__WRITTEN TASK__. Restate each of the lines below word for word and drop every picture.

__RECORD EXTRACTS__.
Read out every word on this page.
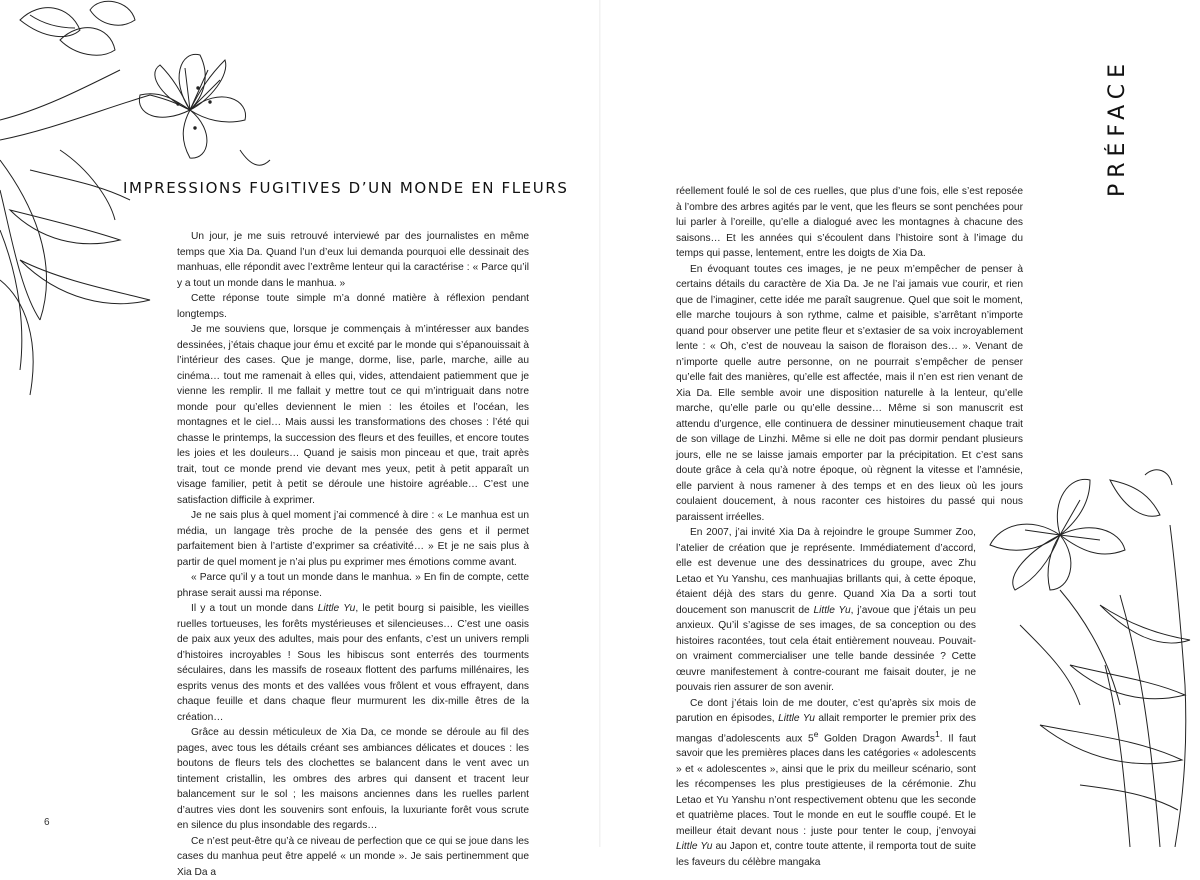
IMPRESSIONS FUGITIVES D’UN MONDE EN FLEURS

Un jour, je me suis retrouvé interviewé par des journalistes en même temps que Xia Da. Quand l’un d’eux lui demanda pourquoi elle dessinait des manhuas, elle répondit avec l’extrême lenteur qui la caractérise : « Parce qu’il y a tout un monde dans le manhua. »

Cette réponse toute simple m’a donné matière à réflexion pendant longtemps.

Je me souviens que, lorsque je commençais à m’intéresser aux bandes dessinées, j’étais chaque jour ému et excité par le monde qui s’épanouissait à l’intérieur des cases. Que je mange, dorme, lise, parle, marche, aille au cinéma… tout me ramenait à elles qui, vides, attendaient patiemment que je vienne les remplir. Il me fallait y mettre tout ce qui m’intriguait dans notre monde pour qu’elles deviennent le mien : les étoiles et l’océan, les montagnes et le ciel… Mais aussi les transformations des choses : l’été qui chasse le printemps, la succession des fleurs et des feuilles, et encore toutes les joies et les douleurs… Quand je saisis mon pinceau et que, trait après trait, tout ce monde prend vie devant mes yeux, petit à petit apparaît un visage familier, petit à petit se déroule une histoire agréable… C’est une satisfaction difficile à exprimer.

Je ne sais plus à quel moment j’ai commencé à dire : « Le manhua est un média, un langage très proche de la pensée des gens et il permet parfaitement bien à l’artiste d’exprimer sa créativité… » Et je ne sais plus à partir de quel moment je n’ai plus pu exprimer mes émotions comme avant.

« Parce qu’il y a tout un monde dans le manhua. » En fin de compte, cette phrase serait aussi ma réponse.

Il y a tout un monde dans Little Yu, le petit bourg si paisible, les vieilles ruelles tortueuses, les forêts mystérieuses et silencieuses… C’est une oasis de paix aux yeux des adultes, mais pour des enfants, c’est un univers rempli d’histoires incroyables ! Sous les hibiscus sont enterrés des tourments séculaires, dans les massifs de roseaux flottent des parfums millénaires, les esprits venus des monts et des vallées vous frôlent et vous effrayent, dans chaque feuille et dans chaque fleur murmurent les dix-mille êtres de la création…

Grâce au dessin méticuleux de Xia Da, ce monde se déroule au fil des pages, avec tous les détails créant ses ambiances délicates et douces : les boutons de fleurs tels des clochettes se balancent dans le vent avec un tintement cristallin, les ombres des arbres qui dansent et tracent leur balancement sur le sol ; les maisons anciennes dans les ruelles parlent d’autres vies dont les souvenirs sont enfouis, la luxuriante forêt vous scrute en silence du plus insondable des regards…

Ce n’est peut-être qu’à ce niveau de perfection que ce qui se joue dans les cases du manhua peut être appelé « un monde ». Je sais pertinemment que Xia Da a

6
PRÉFACE

réellement foulé le sol de ces ruelles, que plus d’une fois, elle s’est reposée à l’ombre des arbres agités par le vent, que les fleurs se sont penchées pour lui parler à l’oreille, qu’elle a dialogué avec les montagnes à chacune des saisons… Et les années qui s’écoulent dans l’histoire sont à l’image du temps qui passe, lentement, entre les doigts de Xia Da.

En évoquant toutes ces images, je ne peux m’empêcher de penser à certains détails du caractère de Xia Da. Je ne l’ai jamais vue courir, et rien que de l’imaginer, cette idée me paraît saugrenue. Quel que soit le moment, elle marche toujours à son rythme, calme et paisible, s’arrêtant n’importe quand pour observer une petite fleur et s’extasier de sa voix incroyablement lente : « Oh, c’est de nouveau la saison de floraison des… ». Venant de n’importe quelle autre personne, on ne pourrait s’empêcher de penser qu’elle fait des manières, qu’elle est affectée, mais il n’en est rien venant de Xia Da. Elle semble avoir une disposition naturelle à la lenteur, qu’elle marche, qu’elle parle ou qu’elle dessine… Même si son manuscrit est attendu d’urgence, elle continuera de dessiner minutieusement chaque trait de son village de Linzhi. Même si elle ne doit pas dormir pendant plusieurs jours, elle ne se laisse jamais emporter par la précipitation. Et c’est sans doute grâce à cela qu’à notre époque, où règnent la vitesse et l’amnésie, elle parvient à nous ramener à des temps et en des lieux où les jours coulaient doucement, à nous raconter ces histoires du passé qui nous paraissent irréelles.

En 2007, j’ai invité Xia Da à rejoindre le groupe Summer Zoo, l’atelier de création que je représente. Immédiatement d’accord, elle est devenue une des dessinatrices du groupe, avec Zhu Letao et Yu Yanshu, ces manhuajias brillants qui, à cette époque, étaient déjà des stars du genre. Quand Xia Da a sorti tout doucement son manuscrit de Little Yu, j’avoue que j’étais un peu anxieux. Qu’il s’agisse de ses images, de sa conception ou des histoires racontées, tout cela était entièrement nouveau. Pouvait-on vraiment commercialiser une telle bande dessinée ? Cette œuvre manifestement à contre-courant me faisait douter, je ne pouvais rien assurer de son avenir.

Ce dont j’étais loin de me douter, c’est qu’après six mois de parution en épisodes, Little Yu allait remporter le premier prix des mangas d’adolescents aux 5e Golden Dragon Awards$^1$. Il faut savoir que les premières places dans les catégories « adolescents » et « adolescentes », ainsi que le prix du meilleur scénario, sont les récompenses les plus prestigieuses de la cérémonie. Zhu Letao et Yu Yanshu n’ont respectivement obtenu que les seconde et quatrième places. Tout le monde en eut le souffle coupé. Et le meilleur était devant nous : juste pour tenter le coup, j’envoyai Little Yu au Japon et, contre toute attente, il remporta tout de suite les faveurs du célèbre mangaka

__PROBLEM SOLUTION__.
Read out every word on this page.
IMPRESSIONS FUGITIVES D’UN MONDE EN FLEURS

Un jour, je me suis retrouvé interviewé par des journalistes en même temps que Xia Da. Quand l’un d’eux lui demanda pourquoi elle dessinait des manhuas, elle répondit avec l’extrême lenteur qui la caractérise : « Parce qu’il y a tout un monde dans le manhua. »

Cette réponse toute simple m’a donné matière à réflexion pendant longtemps.

Je me souviens que, lorsque je commençais à m’intéresser aux bandes dessinées, j’étais chaque jour ému et excité par le monde qui s’épanouissait à l’intérieur des cases. Que je mange, dorme, lise, parle, marche, aille au cinéma… tout me ramenait à elles qui, vides, attendaient patiemment que je vienne les remplir. Il me fallait y mettre tout ce qui m’intriguait dans notre monde pour qu’elles deviennent le mien : les étoiles et l’océan, les montagnes et le ciel… Mais aussi les transformations des choses : l’été qui chasse le printemps, la succession des fleurs et des feuilles, et encore toutes les joies et les douleurs… Quand je saisis mon pinceau et que, trait après trait, tout ce monde prend vie devant mes yeux, petit à petit apparaît un visage familier, petit à petit se déroule une histoire agréable… C’est une satisfaction difficile à exprimer.

Je ne sais plus à quel moment j’ai commencé à dire : « Le manhua est un média, un langage très proche de la pensée des gens et il permet parfaitement bien à l’artiste d’exprimer sa créativité… » Et je ne sais plus à partir de quel moment je n’ai plus pu exprimer mes émotions comme avant.

« Parce qu’il y a tout un monde dans le manhua. » En fin de compte, cette phrase serait aussi ma réponse.

Il y a tout un monde dans Little Yu, le petit bourg si paisible, les vieilles ruelles tortueuses, les forêts mystérieuses et silencieuses… C’est une oasis de paix aux yeux des adultes, mais pour des enfants, c’est un univers rempli d’histoires incroyables ! Sous les hibiscus sont enterrés des tourments séculaires, dans les massifs de roseaux flottent des parfums millénaires, les esprits venus des monts et des vallées vous frôlent et vous effrayent, dans chaque feuille et dans chaque fleur murmurent les dix-mille êtres de la création…

Grâce au dessin méticuleux de Xia Da, ce monde se déroule au fil des pages, avec tous les détails créant ses ambiances délicates et douces : les boutons de fleurs tels des clochettes se balancent dans le vent avec un tintement cristallin, les ombres des arbres qui dansent et tracent leur balancement sur le sol ; les maisons anciennes dans les ruelles parlent d’autres vies dont les souvenirs sont enfouis, la luxuriante forêt vous scrute en silence du plus insondable des regards…

Ce n’est peut-être qu’à ce niveau de perfection que ce qui se joue dans les cases du manhua peut être appelé « un monde ». Je sais pertinemment que Xia Da a

6
PRÉFACE

réellement foulé le sol de ces ruelles, que plus d’une fois, elle s’est reposée à l’ombre des arbres agités par le vent, que les fleurs se sont penchées pour lui parler à l’oreille, qu’elle a dialogué avec les montagnes à chacune des saisons… Et les années qui s’écoulent dans l’histoire sont à l’image du temps qui passe, lentement, entre les doigts de Xia Da.

En évoquant toutes ces images, je ne peux m’empêcher de penser à certains détails du caractère de Xia Da. Je ne l’ai jamais vue courir, et rien que de l’imaginer, cette idée me paraît saugrenue. Quel que soit le moment, elle marche toujours à son rythme, calme et paisible, s’arrêtant n’importe quand pour observer une petite fleur et s’extasier de sa voix incroyablement lente : « Oh, c’est de nouveau la saison de floraison des… ». Venant de n’importe quelle autre personne, on ne pourrait s’empêcher de penser qu’elle fait des manières, qu’elle est affectée, mais il n’en est rien venant de Xia Da. Elle semble avoir une disposition naturelle à la lenteur, qu’elle marche, qu’elle parle ou qu’elle dessine… Même si son manuscrit est attendu d’urgence, elle continuera de dessiner minutieusement chaque trait de son village de Linzhi. Même si elle ne doit pas dormir pendant plusieurs jours, elle ne se laisse jamais emporter par la précipitation. Et c’est sans doute grâce à cela qu’à notre époque, où règnent la vitesse et l’amnésie, elle parvient à nous ramener à des temps et en des lieux où les jours coulaient doucement, à nous raconter ces histoires du passé qui nous paraissent irréelles.

En 2007, j’ai invité Xia Da à rejoindre le groupe Summer Zoo, l’atelier de création que je représente. Immédiatement d’accord, elle est devenue une des dessinatrices du groupe, avec Zhu Letao et Yu Yanshu, ces manhuajias brillants qui, à cette époque, étaient déjà des stars du genre. Quand Xia Da a sorti tout doucement son manuscrit de Little Yu, j’avoue que j’étais un peu anxieux. Qu’il s’agisse de ses images, de sa conception ou des histoires racontées, tout cela était entièrement nouveau. Pouvait-on vraiment commercialiser une telle bande dessinée ? Cette œuvre manifestement à contre-courant me faisait douter, je ne pouvais rien assurer de son avenir.

Ce dont j’étais loin de me douter, c’est qu’après six mois de parution en épisodes, Little Yu allait remporter le premier prix des mangas d’adolescents aux 5e Golden Dragon Awards$^1$. Il faut savoir que les premières places dans les catégories « adolescents » et « adolescentes », ainsi que le prix du meilleur scénario, sont les récompenses les plus prestigieuses de la cérémonie. Zhu Letao et Yu Yanshu n’ont respectivement obtenu que les seconde et quatrième places. Tout le monde en eut le souffle coupé. Et le meilleur était devant nous : juste pour tenter le coup, j’envoyai Little Yu au Japon et, contre toute attente, il remporta tout de suite les faveurs du célèbre mangaka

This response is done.